**Directive:** Reproduce the following lines verbatim, starting with the first line and ending with the line containing "legend-label: [DBNH]OAc — [809, 164, 911, 188]", inclusive.

**Data lines:**
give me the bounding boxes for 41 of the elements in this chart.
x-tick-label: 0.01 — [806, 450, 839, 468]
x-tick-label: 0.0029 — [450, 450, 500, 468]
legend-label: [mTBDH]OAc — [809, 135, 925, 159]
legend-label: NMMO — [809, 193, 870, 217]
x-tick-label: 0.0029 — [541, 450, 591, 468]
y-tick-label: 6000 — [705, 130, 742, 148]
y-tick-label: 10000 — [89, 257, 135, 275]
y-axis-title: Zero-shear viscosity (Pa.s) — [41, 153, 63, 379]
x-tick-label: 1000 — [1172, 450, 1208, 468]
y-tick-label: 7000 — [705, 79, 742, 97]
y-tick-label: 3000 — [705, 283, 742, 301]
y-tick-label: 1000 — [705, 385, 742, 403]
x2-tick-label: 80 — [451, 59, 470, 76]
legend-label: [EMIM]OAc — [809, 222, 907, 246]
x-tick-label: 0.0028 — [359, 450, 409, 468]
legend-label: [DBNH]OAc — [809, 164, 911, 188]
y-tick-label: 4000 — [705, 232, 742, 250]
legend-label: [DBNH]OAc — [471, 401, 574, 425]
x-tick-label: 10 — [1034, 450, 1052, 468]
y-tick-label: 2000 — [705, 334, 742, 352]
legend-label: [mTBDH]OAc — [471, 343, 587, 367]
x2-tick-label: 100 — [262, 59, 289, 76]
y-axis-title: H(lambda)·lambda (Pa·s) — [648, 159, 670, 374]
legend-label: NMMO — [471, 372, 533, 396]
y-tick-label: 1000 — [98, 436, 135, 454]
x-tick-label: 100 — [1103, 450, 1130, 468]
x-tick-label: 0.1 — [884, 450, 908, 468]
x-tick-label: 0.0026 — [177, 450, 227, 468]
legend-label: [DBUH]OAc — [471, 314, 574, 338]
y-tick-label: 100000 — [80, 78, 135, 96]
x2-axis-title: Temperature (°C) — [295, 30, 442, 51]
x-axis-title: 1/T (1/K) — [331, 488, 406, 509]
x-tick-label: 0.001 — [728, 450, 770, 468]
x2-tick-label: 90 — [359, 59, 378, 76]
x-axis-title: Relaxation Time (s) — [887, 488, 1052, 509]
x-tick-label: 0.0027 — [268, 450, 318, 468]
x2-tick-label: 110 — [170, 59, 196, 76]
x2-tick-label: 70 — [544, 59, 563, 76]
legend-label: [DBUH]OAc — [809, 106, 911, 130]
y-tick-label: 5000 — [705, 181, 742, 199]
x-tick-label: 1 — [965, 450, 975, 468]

**In response:**
give me the bounding boxes for 41 of the elements in this chart.
x-tick-label: 0.01 — [806, 450, 839, 468]
x-tick-label: 0.0029 — [450, 450, 500, 468]
legend-label: [mTBDH]OAc — [809, 135, 925, 159]
legend-label: NMMO — [809, 193, 870, 217]
x-tick-label: 0.0029 — [541, 450, 591, 468]
y-tick-label: 6000 — [705, 130, 742, 148]
y-tick-label: 10000 — [89, 257, 135, 275]
y-axis-title: Zero-shear viscosity (Pa.s) — [41, 153, 63, 379]
x-tick-label: 1000 — [1172, 450, 1208, 468]
y-tick-label: 7000 — [705, 79, 742, 97]
y-tick-label: 3000 — [705, 283, 742, 301]
y-tick-label: 1000 — [705, 385, 742, 403]
x2-tick-label: 80 — [451, 59, 470, 76]
legend-label: [EMIM]OAc — [809, 222, 907, 246]
x-tick-label: 0.0028 — [359, 450, 409, 468]
legend-label: [DBNH]OAc — [809, 164, 911, 188]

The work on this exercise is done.